Every entry should be repeated exactly. Omit the pictures.

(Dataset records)
Start

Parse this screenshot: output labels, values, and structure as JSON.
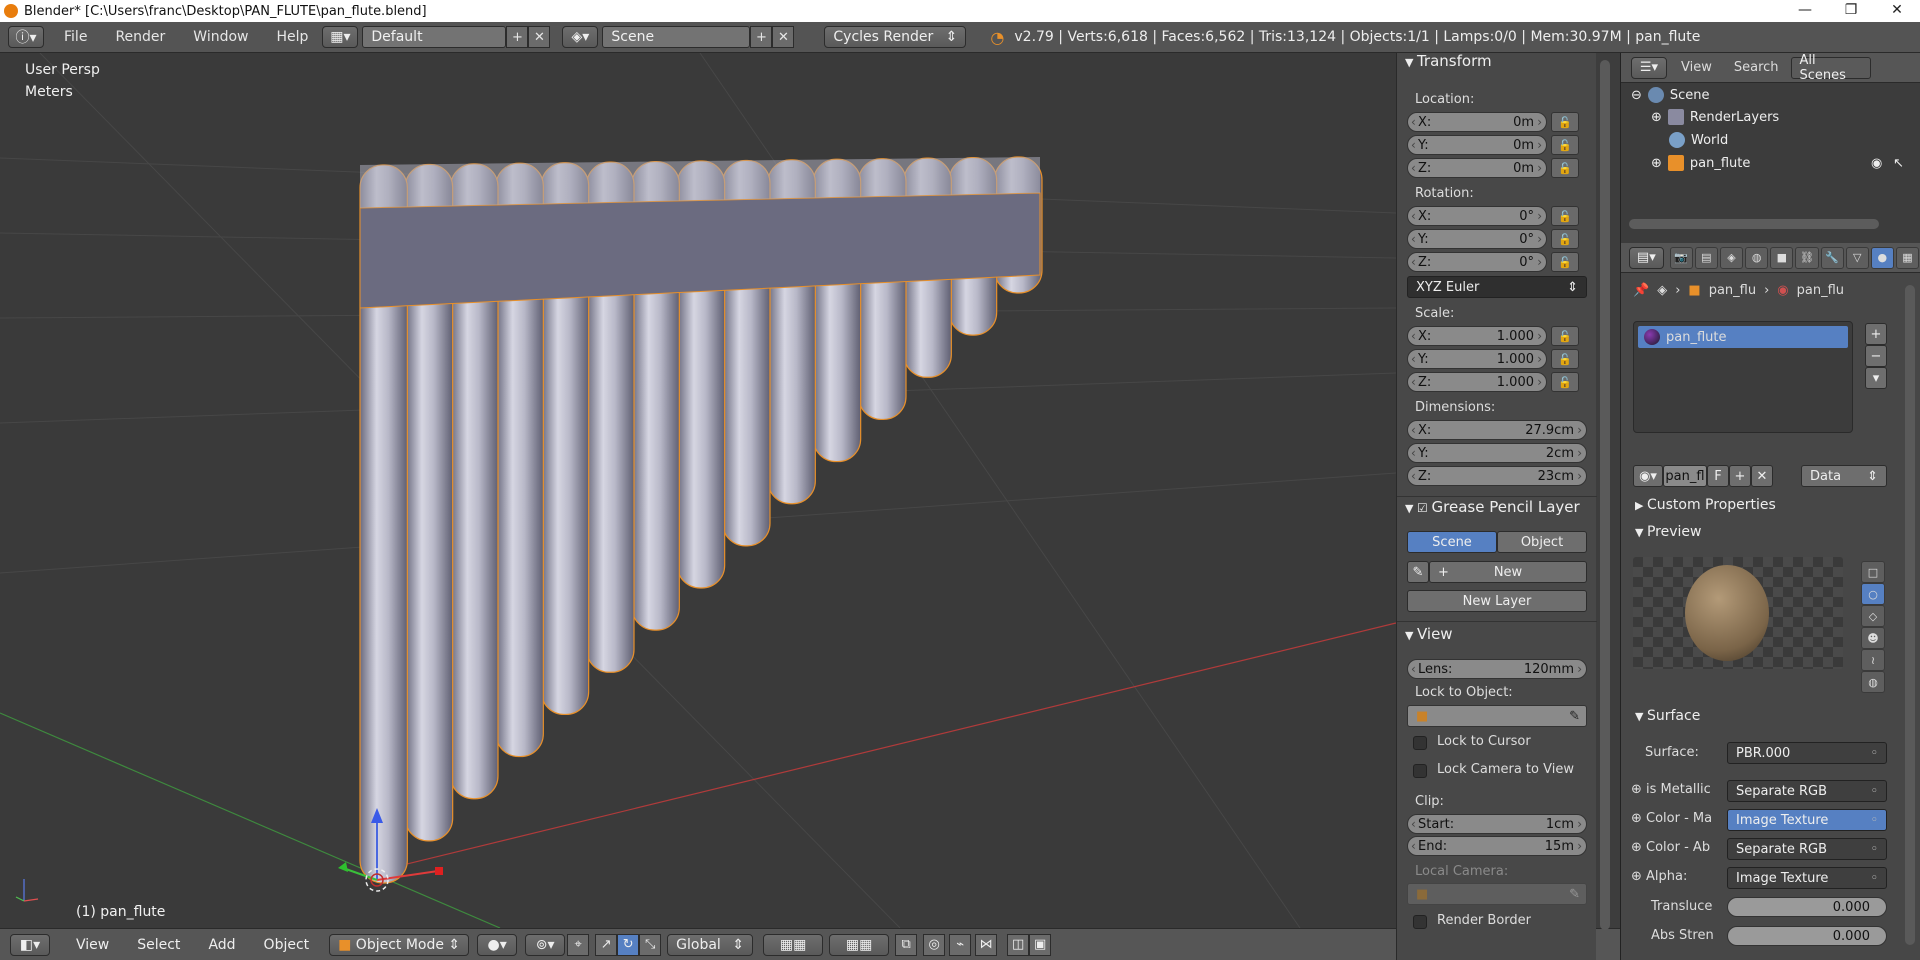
{
  "window": {
    "title": "Blender* [C:\\Users\\franc\\Desktop\\PAN_FLUTE\\pan_flute.blend]",
    "controls": [
      "—",
      "❐",
      "✕"
    ]
  },
  "info_header": {
    "menus": [
      "File",
      "Render",
      "Window",
      "Help"
    ],
    "screen_layout": "Default",
    "scene": "Scene",
    "render_engine": "Cycles Render",
    "stats": "v2.79 | Verts:6,618 | Faces:6,562 | Tris:13,124 | Objects:1/1 | Lamps:0/0 | Mem:30.97M | pan_flute"
  },
  "viewport": {
    "view_name": "User Persp",
    "units": "Meters",
    "active_object": "(1) pan_flute"
  },
  "bottom_toolbar": {
    "menus": [
      "View",
      "Select",
      "Add",
      "Object"
    ],
    "mode": "Object Mode",
    "orientation": "Global"
  },
  "npanel": {
    "transform": {
      "title": "Transform",
      "location_label": "Location:",
      "location": [
        {
          "k": "X:",
          "v": "0m"
        },
        {
          "k": "Y:",
          "v": "0m"
        },
        {
          "k": "Z:",
          "v": "0m"
        }
      ],
      "rotation_label": "Rotation:",
      "rotation": [
        {
          "k": "X:",
          "v": "0°"
        },
        {
          "k": "Y:",
          "v": "0°"
        },
        {
          "k": "Z:",
          "v": "0°"
        }
      ],
      "rotation_mode": "XYZ Euler",
      "scale_label": "Scale:",
      "scale": [
        {
          "k": "X:",
          "v": "1.000"
        },
        {
          "k": "Y:",
          "v": "1.000"
        },
        {
          "k": "Z:",
          "v": "1.000"
        }
      ],
      "dimensions_label": "Dimensions:",
      "dimensions": [
        {
          "k": "X:",
          "v": "27.9cm"
        },
        {
          "k": "Y:",
          "v": "2cm"
        },
        {
          "k": "Z:",
          "v": "23cm"
        }
      ]
    },
    "grease_pencil": {
      "title": "Grease Pencil Layer",
      "tab_scene": "Scene",
      "tab_object": "Object",
      "new_label": "New",
      "new_layer_label": "New Layer"
    },
    "view": {
      "title": "View",
      "lens_label": "Lens:",
      "lens_value": "120mm",
      "lock_to_object_label": "Lock to Object:",
      "lock_to_cursor": "Lock to Cursor",
      "lock_camera_to_view": "Lock Camera to View",
      "clip_label": "Clip:",
      "clip_start_label": "Start:",
      "clip_start": "1cm",
      "clip_end_label": "End:",
      "clip_end": "15m",
      "local_camera_label": "Local Camera:",
      "render_border": "Render Border"
    }
  },
  "outliner": {
    "view_menu": "View",
    "search_menu": "Search",
    "filter": "All Scenes",
    "items": [
      {
        "label": "Scene",
        "indent": 0
      },
      {
        "label": "RenderLayers",
        "indent": 1
      },
      {
        "label": "World",
        "indent": 1
      },
      {
        "label": "pan_flute",
        "indent": 1
      }
    ]
  },
  "properties": {
    "breadcrumb_object": "pan_flu",
    "breadcrumb_material": "pan_flu",
    "material_slot": "pan_flute",
    "material_name_field": "pan_fl",
    "fake_user": "F",
    "link_type": "Data",
    "custom_properties": "Custom Properties",
    "preview": "Preview",
    "surface_section": "Surface",
    "surface_label": "Surface:",
    "surface_value": "PBR.000",
    "inputs": [
      {
        "label": "is Metallic",
        "value": "Separate RGB",
        "selected": false
      },
      {
        "label": "Color - Ma",
        "value": "Image Texture",
        "selected": true
      },
      {
        "label": "Color - Ab",
        "value": "Separate RGB",
        "selected": false
      },
      {
        "label": "Alpha:",
        "value": "Image Texture",
        "selected": false
      }
    ],
    "sliders": [
      {
        "label": "Transluce",
        "value": "0.000"
      },
      {
        "label": "Abs Stren",
        "value": "0.000"
      }
    ]
  },
  "colors": {
    "accent": "#5680c2",
    "object_outline": "#e8902a",
    "flute": "#b8b8c8"
  }
}
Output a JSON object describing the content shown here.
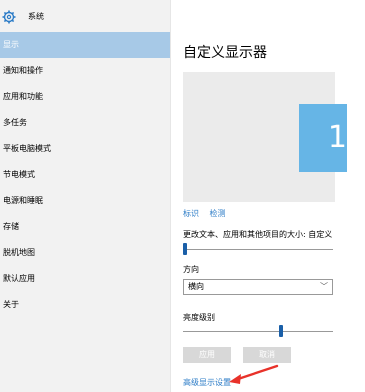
{
  "sidebar": {
    "header_title": "系统",
    "items": [
      {
        "label": "显示",
        "active": true
      },
      {
        "label": "通知和操作",
        "active": false
      },
      {
        "label": "应用和功能",
        "active": false
      },
      {
        "label": "多任务",
        "active": false
      },
      {
        "label": "平板电脑模式",
        "active": false
      },
      {
        "label": "节电模式",
        "active": false
      },
      {
        "label": "电源和睡眠",
        "active": false
      },
      {
        "label": "存储",
        "active": false
      },
      {
        "label": "脱机地图",
        "active": false
      },
      {
        "label": "默认应用",
        "active": false
      },
      {
        "label": "关于",
        "active": false
      }
    ]
  },
  "main": {
    "title": "自定义显示器",
    "monitor_number": "1",
    "links": {
      "identify": "标识",
      "detect": "检测"
    },
    "scale_label": "更改文本、应用和其他项目的大小: 自定义",
    "scale_level": 0.0,
    "orientation_label": "方向",
    "orientation_value": "横向",
    "brightness_label": "亮度级别",
    "brightness_level": 0.66,
    "apply_button": "应用",
    "cancel_button": "取消",
    "advanced_link": "高级显示设置"
  },
  "colors": {
    "accent": "#2c7cc7",
    "selected_nav": "#a7c9e7",
    "monitor": "#66b5e6",
    "arrow": "#e8322a"
  }
}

End

* WRITTEN ANSWER *
Parse this screenshot: output labels, values, and structure as JSON.
{
  "window": {
    "title": "Blender* [C:\\Users\\franc\\Desktop\\PAN_FLUTE\\pan_flute.blend]",
    "controls": [
      "—",
      "❐",
      "✕"
    ]
  },
  "info_header": {
    "menus": [
      "File",
      "Render",
      "Window",
      "Help"
    ],
    "screen_layout": "Default",
    "scene": "Scene",
    "render_engine": "Cycles Render",
    "stats": "v2.79 | Verts:6,618 | Faces:6,562 | Tris:13,124 | Objects:1/1 | Lamps:0/0 | Mem:30.97M | pan_flute"
  },
  "viewport": {
    "view_name": "User Persp",
    "units": "Meters",
    "active_object": "(1) pan_flute"
  },
  "bottom_toolbar": {
    "menus": [
      "View",
      "Select",
      "Add",
      "Object"
    ],
    "mode": "Object Mode",
    "orientation": "Global"
  },
  "npanel": {
    "transform": {
      "title": "Transform",
      "location_label": "Location:",
      "location": [
        {
          "k": "X:",
          "v": "0m"
        },
        {
          "k": "Y:",
          "v": "0m"
        },
        {
          "k": "Z:",
          "v": "0m"
        }
      ],
      "rotation_label": "Rotation:",
      "rotation": [
        {
          "k": "X:",
          "v": "0°"
        },
        {
          "k": "Y:",
          "v": "0°"
        },
        {
          "k": "Z:",
          "v": "0°"
        }
      ],
      "rotation_mode": "XYZ Euler",
      "scale_label": "Scale:",
      "scale": [
        {
          "k": "X:",
          "v": "1.000"
        },
        {
          "k": "Y:",
          "v": "1.000"
        },
        {
          "k": "Z:",
          "v": "1.000"
        }
      ],
      "dimensions_label": "Dimensions:",
      "dimensions": [
        {
          "k": "X:",
          "v": "27.9cm"
        },
        {
          "k": "Y:",
          "v": "2cm"
        },
        {
          "k": "Z:",
          "v": "23cm"
        }
      ]
    },
    "grease_pencil": {
      "title": "Grease Pencil Layer",
      "tab_scene": "Scene",
      "tab_object": "Object",
      "new_label": "New",
      "new_layer_label": "New Layer"
    },
    "view": {
      "title": "View",
      "lens_label": "Lens:",
      "lens_value": "120mm",
      "lock_to_object_label": "Lock to Object:",
      "lock_to_cursor": "Lock to Cursor",
      "lock_camera_to_view": "Lock Camera to View",
      "clip_label": "Clip:",
      "clip_start_label": "Start:",
      "clip_start": "1cm",
      "clip_end_label": "End:",
      "clip_end": "15m",
      "local_camera_label": "Local Camera:",
      "render_border": "Render Border"
    }
  },
  "outliner": {
    "view_menu": "View",
    "search_menu": "Search",
    "filter": "All Scenes",
    "items": [
      {
        "label": "Scene",
        "indent": 0
      },
      {
        "label": "RenderLayers",
        "indent": 1
      },
      {
        "label": "World",
        "indent": 1
      },
      {
        "label": "pan_flute",
        "indent": 1
      }
    ]
  },
  "properties": {
    "breadcrumb_object": "pan_flu",
    "breadcrumb_material": "pan_flu",
    "material_slot": "pan_flute",
    "material_name_field": "pan_fl",
    "fake_user": "F",
    "link_type": "Data",
    "custom_properties": "Custom Properties",
    "preview": "Preview",
    "surface_section": "Surface",
    "surface_label": "Surface:",
    "surface_value": "PBR.000",
    "inputs": [
      {
        "label": "is Metallic",
        "value": "Separate RGB",
        "selected": false
      },
      {
        "label": "Color - Ma",
        "value": "Image Texture",
        "selected": true
      },
      {
        "label": "Color - Ab",
        "value": "Separate RGB",
        "selected": false
      },
      {
        "label": "Alpha:",
        "value": "Image Texture",
        "selected": false
      }
    ],
    "sliders": [
      {
        "label": "Transluce",
        "value": "0.000"
      },
      {
        "label": "Abs Stren",
        "value": "0.000"
      }
    ]
  },
  "colors": {
    "accent": "#5680c2",
    "object_outline": "#e8902a",
    "flute": "#b8b8c8"
  }
}
Output a JSON object describing the content shown here.
{
  "sidebar": {
    "header_title": "系统",
    "items": [
      {
        "label": "显示",
        "active": true
      },
      {
        "label": "通知和操作",
        "active": false
      },
      {
        "label": "应用和功能",
        "active": false
      },
      {
        "label": "多任务",
        "active": false
      },
      {
        "label": "平板电脑模式",
        "active": false
      },
      {
        "label": "节电模式",
        "active": false
      },
      {
        "label": "电源和睡眠",
        "active": false
      },
      {
        "label": "存储",
        "active": false
      },
      {
        "label": "脱机地图",
        "active": false
      },
      {
        "label": "默认应用",
        "active": false
      },
      {
        "label": "关于",
        "active": false
      }
    ]
  },
  "main": {
    "title": "自定义显示器",
    "monitor_number": "1",
    "links": {
      "identify": "标识",
      "detect": "检测"
    },
    "scale_label": "更改文本、应用和其他项目的大小: 自定义",
    "scale_level": 0.0,
    "orientation_label": "方向",
    "orientation_value": "横向",
    "brightness_label": "亮度级别",
    "brightness_level": 0.66,
    "apply_button": "应用",
    "cancel_button": "取消",
    "advanced_link": "高级显示设置"
  },
  "colors": {
    "accent": "#2c7cc7",
    "selected_nav": "#a7c9e7",
    "monitor": "#66b5e6",
    "arrow": "#e8322a"
  }
}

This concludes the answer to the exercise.